* [Aim]
Determine how many lines include the string "later". Output that number only.

Data records
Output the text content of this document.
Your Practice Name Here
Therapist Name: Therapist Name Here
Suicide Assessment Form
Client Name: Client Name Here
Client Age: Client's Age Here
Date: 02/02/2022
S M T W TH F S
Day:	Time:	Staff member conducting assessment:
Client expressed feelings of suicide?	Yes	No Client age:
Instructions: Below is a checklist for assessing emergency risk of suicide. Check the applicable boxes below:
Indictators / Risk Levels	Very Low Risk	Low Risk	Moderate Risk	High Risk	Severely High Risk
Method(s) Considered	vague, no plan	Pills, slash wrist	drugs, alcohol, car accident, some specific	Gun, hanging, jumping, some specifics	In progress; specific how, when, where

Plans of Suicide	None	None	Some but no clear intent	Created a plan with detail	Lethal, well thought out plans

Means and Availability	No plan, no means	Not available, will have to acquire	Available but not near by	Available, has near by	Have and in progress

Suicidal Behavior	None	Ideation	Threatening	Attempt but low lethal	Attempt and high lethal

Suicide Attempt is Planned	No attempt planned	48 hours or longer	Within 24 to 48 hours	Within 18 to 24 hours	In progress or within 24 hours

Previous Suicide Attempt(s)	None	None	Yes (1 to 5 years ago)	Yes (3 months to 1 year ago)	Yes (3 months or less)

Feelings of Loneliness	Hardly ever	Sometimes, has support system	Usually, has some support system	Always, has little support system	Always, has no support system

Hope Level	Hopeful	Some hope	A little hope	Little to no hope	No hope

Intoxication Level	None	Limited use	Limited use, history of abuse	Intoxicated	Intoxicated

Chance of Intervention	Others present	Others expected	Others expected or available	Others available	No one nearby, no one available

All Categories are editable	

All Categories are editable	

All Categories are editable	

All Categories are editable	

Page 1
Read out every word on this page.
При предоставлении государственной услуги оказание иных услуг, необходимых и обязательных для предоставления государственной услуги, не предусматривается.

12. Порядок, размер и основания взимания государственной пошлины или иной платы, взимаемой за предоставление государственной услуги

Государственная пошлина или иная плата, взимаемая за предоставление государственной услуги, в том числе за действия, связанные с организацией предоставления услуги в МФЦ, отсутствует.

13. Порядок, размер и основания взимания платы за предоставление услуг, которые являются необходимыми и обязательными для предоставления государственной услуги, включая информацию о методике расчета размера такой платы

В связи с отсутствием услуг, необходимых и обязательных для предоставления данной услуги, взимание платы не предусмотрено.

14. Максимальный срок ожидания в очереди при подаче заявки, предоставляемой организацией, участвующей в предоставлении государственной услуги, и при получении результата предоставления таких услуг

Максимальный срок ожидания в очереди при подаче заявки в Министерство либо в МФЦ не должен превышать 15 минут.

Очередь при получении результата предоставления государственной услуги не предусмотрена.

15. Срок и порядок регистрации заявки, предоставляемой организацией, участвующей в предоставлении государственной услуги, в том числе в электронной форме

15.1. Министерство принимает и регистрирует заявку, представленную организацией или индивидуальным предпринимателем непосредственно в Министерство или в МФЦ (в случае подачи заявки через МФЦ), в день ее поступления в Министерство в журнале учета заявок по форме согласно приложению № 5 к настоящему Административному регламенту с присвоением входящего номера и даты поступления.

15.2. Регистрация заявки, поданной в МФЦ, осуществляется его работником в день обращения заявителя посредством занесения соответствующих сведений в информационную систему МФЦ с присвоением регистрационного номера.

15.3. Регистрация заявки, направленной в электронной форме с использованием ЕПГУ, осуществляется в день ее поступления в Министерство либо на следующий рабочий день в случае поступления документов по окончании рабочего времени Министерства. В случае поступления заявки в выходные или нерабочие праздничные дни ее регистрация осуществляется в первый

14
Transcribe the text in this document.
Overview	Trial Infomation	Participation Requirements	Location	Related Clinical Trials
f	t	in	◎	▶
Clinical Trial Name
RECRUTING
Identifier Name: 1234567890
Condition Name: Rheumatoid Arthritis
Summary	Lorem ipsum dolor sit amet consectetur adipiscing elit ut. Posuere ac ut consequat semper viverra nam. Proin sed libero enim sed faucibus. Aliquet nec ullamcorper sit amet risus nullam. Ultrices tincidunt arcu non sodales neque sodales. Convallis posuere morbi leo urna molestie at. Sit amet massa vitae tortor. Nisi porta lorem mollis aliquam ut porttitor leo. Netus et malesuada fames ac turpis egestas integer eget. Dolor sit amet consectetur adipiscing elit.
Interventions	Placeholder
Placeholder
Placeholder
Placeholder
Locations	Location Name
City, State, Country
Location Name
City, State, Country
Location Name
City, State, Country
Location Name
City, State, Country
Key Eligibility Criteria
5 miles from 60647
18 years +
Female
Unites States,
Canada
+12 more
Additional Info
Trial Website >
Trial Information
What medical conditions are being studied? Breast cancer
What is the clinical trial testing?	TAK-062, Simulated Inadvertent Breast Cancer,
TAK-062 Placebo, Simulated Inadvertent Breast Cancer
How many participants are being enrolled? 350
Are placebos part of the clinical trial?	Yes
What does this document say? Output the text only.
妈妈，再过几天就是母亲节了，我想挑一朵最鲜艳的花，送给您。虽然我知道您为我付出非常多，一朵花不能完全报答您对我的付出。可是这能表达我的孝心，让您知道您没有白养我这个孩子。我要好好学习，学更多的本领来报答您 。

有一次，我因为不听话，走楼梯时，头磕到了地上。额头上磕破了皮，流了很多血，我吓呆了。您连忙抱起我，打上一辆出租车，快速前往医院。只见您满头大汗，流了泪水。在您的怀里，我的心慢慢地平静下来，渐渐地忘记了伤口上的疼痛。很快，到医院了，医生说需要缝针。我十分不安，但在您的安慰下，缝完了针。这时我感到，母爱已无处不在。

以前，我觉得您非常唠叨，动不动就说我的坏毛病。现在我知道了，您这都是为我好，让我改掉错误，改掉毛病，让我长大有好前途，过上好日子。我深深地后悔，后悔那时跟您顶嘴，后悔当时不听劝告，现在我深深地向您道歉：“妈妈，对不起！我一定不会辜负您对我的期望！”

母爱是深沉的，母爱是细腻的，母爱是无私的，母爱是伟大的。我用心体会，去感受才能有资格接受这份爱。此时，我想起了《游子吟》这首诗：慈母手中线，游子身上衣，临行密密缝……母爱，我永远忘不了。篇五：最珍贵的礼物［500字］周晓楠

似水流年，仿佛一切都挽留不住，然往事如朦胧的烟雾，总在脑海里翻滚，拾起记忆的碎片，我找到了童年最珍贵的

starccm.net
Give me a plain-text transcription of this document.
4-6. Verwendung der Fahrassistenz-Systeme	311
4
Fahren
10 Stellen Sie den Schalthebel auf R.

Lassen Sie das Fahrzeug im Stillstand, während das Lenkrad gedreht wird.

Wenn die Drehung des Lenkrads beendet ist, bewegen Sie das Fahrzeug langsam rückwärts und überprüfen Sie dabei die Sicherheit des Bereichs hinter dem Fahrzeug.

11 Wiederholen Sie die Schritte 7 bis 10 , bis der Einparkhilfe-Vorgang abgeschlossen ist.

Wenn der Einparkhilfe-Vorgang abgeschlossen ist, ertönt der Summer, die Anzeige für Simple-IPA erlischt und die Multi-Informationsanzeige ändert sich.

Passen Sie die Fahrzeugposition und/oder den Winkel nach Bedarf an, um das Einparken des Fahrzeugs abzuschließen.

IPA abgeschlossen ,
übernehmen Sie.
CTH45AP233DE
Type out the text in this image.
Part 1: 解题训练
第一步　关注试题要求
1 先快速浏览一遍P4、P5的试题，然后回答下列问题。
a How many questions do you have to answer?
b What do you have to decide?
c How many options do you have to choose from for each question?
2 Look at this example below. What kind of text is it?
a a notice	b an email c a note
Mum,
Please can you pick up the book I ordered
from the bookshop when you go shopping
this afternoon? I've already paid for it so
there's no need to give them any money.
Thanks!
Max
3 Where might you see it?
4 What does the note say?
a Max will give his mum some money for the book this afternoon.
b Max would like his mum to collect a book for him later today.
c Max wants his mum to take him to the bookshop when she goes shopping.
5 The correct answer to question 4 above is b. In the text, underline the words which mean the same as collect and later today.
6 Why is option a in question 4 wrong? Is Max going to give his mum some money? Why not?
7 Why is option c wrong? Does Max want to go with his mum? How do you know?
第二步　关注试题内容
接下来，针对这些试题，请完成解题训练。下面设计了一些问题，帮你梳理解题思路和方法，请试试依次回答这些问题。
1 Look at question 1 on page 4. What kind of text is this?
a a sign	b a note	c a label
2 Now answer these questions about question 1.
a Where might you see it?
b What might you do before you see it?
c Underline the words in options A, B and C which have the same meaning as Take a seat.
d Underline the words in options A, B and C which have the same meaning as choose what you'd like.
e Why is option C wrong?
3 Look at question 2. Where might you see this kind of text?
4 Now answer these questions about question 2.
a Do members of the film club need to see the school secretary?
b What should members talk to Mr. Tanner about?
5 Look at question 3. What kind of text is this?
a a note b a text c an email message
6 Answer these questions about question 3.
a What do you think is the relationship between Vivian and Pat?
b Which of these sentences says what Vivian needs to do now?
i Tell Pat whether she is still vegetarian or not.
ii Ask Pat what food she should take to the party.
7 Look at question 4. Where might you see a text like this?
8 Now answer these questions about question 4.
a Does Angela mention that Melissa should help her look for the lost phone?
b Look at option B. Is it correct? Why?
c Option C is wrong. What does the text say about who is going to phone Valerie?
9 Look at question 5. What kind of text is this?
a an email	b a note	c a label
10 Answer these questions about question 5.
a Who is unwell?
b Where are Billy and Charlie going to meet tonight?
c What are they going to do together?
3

* [Answer in full]
2